Return the whole listing exactly as it stands.
-- start Extracted records --
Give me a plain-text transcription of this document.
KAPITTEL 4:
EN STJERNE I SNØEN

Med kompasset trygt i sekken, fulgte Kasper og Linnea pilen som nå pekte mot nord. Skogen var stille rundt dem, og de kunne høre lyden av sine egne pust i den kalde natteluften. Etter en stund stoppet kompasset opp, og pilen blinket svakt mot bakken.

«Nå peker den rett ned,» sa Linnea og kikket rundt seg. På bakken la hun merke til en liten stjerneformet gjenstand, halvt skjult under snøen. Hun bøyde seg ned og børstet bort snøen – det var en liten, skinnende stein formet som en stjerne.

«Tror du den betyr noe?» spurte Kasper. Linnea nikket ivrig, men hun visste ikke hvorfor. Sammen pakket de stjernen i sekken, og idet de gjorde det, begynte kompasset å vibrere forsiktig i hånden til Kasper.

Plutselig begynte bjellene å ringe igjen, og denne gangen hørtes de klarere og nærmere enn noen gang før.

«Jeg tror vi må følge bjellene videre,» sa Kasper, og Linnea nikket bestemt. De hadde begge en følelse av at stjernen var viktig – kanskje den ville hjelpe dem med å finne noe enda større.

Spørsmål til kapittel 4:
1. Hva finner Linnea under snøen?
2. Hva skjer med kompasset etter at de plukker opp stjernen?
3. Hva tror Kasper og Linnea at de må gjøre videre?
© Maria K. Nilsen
-- end Extracted records --
• Full solution:
Give me a plain-text transcription of this document.
KAPITTEL 4:
EN STJERNE I SNØEN

Med kompasset trygt i sekken, fulgte Kasper og Linnea pilen som nå pekte mot nord. Skogen var stille rundt dem, og de kunne høre lyden av sine egne pust i den kalde natteluften. Etter en stund stoppet kompasset opp, og pilen blinket svakt mot bakken.

«Nå peker den rett ned,» sa Linnea og kikket rundt seg. På bakken la hun merke til en liten stjerneformet gjenstand, halvt skjult under snøen. Hun bøyde seg ned og børstet bort snøen – det var en liten, skinnende stein formet som en stjerne.

«Tror du den betyr noe?» spurte Kasper. Linnea nikket ivrig, men hun visste ikke hvorfor. Sammen pakket de stjernen i sekken, og idet de gjorde det, begynte kompasset å vibrere forsiktig i hånden til Kasper.

Plutselig begynte bjellene å ringe igjen, og denne gangen hørtes de klarere og nærmere enn noen gang før.

«Jeg tror vi må følge bjellene videre,» sa Kasper, og Linnea nikket bestemt. De hadde begge en følelse av at stjernen var viktig – kanskje den ville hjelpe dem med å finne noe enda større.

Spørsmål til kapittel 4:
1. Hva finner Linnea under snøen?
2. Hva skjer med kompasset etter at de plukker opp stjernen?
3. Hva tror Kasper og Linnea at de må gjøre videre?
© Maria K. Nilsen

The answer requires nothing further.